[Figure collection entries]
»»

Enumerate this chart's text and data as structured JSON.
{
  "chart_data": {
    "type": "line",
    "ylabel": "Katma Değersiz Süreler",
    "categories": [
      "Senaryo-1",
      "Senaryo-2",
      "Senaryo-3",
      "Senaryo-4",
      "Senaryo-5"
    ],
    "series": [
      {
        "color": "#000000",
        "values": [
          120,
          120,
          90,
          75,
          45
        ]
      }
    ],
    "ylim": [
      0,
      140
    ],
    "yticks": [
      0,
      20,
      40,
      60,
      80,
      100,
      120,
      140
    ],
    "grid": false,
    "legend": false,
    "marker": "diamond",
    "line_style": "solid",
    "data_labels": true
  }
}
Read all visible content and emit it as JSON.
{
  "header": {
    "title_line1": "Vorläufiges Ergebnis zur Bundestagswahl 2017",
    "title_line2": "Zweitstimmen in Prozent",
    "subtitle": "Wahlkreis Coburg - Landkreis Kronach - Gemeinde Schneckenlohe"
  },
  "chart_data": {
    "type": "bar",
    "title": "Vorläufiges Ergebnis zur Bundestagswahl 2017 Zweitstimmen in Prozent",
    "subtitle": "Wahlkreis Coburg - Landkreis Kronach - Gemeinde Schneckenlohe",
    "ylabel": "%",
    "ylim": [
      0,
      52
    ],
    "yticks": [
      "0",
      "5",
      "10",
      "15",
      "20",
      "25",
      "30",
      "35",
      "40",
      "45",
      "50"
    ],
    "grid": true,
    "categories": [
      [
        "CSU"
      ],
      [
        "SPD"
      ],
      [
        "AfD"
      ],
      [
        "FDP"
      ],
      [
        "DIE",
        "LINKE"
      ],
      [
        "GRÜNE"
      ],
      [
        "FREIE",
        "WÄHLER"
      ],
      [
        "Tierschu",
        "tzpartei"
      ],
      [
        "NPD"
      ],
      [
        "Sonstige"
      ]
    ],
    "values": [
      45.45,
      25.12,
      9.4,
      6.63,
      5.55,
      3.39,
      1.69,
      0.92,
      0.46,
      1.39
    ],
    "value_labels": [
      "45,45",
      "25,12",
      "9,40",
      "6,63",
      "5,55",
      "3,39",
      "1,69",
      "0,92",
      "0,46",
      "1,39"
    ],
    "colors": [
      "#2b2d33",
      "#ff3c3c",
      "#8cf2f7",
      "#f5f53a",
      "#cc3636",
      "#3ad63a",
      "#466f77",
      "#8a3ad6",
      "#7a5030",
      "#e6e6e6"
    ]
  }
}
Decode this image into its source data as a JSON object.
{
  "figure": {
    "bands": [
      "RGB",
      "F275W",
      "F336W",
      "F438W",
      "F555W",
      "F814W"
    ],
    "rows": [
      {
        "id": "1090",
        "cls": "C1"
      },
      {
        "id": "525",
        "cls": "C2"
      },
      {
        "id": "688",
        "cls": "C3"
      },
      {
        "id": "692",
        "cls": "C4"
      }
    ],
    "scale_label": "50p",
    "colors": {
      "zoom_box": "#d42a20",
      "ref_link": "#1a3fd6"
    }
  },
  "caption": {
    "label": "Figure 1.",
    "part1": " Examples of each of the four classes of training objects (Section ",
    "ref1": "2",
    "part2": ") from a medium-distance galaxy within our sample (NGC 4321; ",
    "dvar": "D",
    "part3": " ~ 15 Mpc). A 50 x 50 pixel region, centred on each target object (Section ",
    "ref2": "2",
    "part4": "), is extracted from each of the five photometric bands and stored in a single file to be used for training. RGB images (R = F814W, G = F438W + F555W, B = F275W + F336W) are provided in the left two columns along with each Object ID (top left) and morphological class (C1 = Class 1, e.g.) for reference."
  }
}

««

→ What the exercise asks
Report each line of the material above where the word "this" appears.

→ Reply
Enumerate this chart's text and data as structured JSON.
Decode this image into its source data as a JSON object.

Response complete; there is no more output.